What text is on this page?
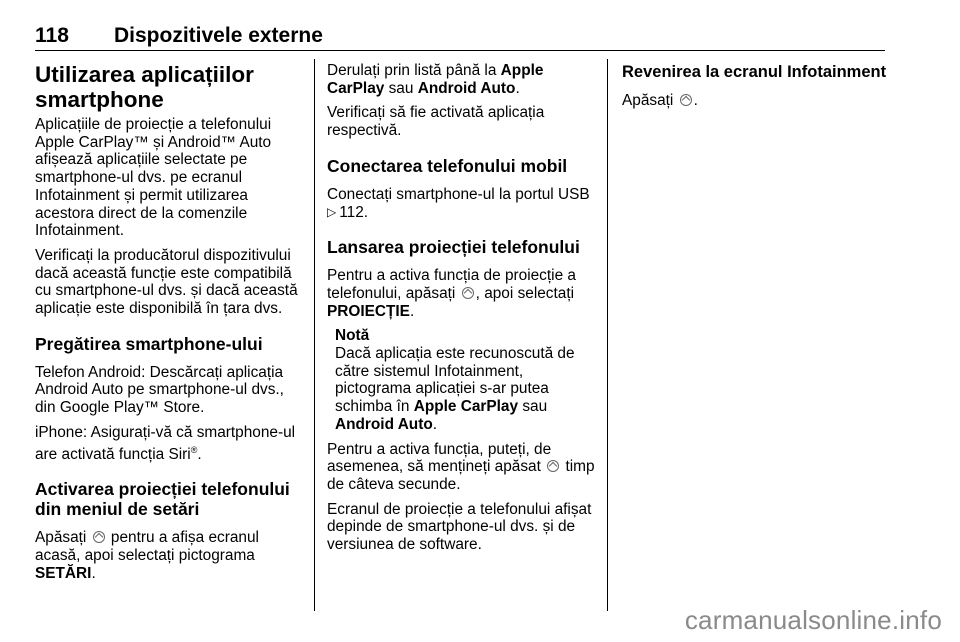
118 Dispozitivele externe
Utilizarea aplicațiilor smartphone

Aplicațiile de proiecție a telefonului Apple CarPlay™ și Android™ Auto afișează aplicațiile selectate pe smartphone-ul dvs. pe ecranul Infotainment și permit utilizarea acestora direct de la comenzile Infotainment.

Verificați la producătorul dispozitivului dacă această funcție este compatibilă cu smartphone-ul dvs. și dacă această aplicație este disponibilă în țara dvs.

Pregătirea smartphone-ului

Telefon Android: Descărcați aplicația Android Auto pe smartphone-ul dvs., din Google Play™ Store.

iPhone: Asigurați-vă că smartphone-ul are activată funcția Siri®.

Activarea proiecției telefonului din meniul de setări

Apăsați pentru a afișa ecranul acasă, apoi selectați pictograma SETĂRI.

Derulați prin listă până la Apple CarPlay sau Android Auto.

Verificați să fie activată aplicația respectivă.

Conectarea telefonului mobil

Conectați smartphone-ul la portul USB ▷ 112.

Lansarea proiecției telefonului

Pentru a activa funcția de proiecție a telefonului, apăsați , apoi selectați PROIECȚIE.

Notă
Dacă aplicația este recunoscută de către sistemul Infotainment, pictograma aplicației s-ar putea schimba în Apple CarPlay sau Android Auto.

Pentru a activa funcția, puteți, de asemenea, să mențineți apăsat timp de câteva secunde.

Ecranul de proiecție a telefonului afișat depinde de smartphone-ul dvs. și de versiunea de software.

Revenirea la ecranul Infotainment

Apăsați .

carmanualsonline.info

__________

* Instructions for the task *
Make a verbatim copy of all the entries and strip out the pictures.

* Full response *
What text is on this page?
118 Dispozitivele externe
Utilizarea aplicațiilor smartphone

Aplicațiile de proiecție a telefonului Apple CarPlay™ și Android™ Auto afișează aplicațiile selectate pe smartphone-ul dvs. pe ecranul Infotainment și permit utilizarea acestora direct de la comenzile Infotainment.

Verificați la producătorul dispozitivului dacă această funcție este compatibilă cu smartphone-ul dvs. și dacă această aplicație este disponibilă în țara dvs.

Pregătirea smartphone-ului

Telefon Android: Descărcați aplicația Android Auto pe smartphone-ul dvs., din Google Play™ Store.

iPhone: Asigurați-vă că smartphone-ul are activată funcția Siri®.

Activarea proiecției telefonului din meniul de setări

Apăsați pentru a afișa ecranul acasă, apoi selectați pictograma SETĂRI.

Derulați prin listă până la Apple CarPlay sau Android Auto.

Verificați să fie activată aplicația respectivă.

Conectarea telefonului mobil

Conectați smartphone-ul la portul USB ▷ 112.

Lansarea proiecției telefonului

Pentru a activa funcția de proiecție a telefonului, apăsați , apoi selectați PROIECȚIE.

Notă
Dacă aplicația este recunoscută de către sistemul Infotainment, pictograma aplicației s-ar putea schimba în Apple CarPlay sau Android Auto.

Pentru a activa funcția, puteți, de asemenea, să mențineți apăsat timp de câteva secunde.

Ecranul de proiecție a telefonului afișat depinde de smartphone-ul dvs. și de versiunea de software.

Revenirea la ecranul Infotainment

Apăsați .

carmanualsonline.info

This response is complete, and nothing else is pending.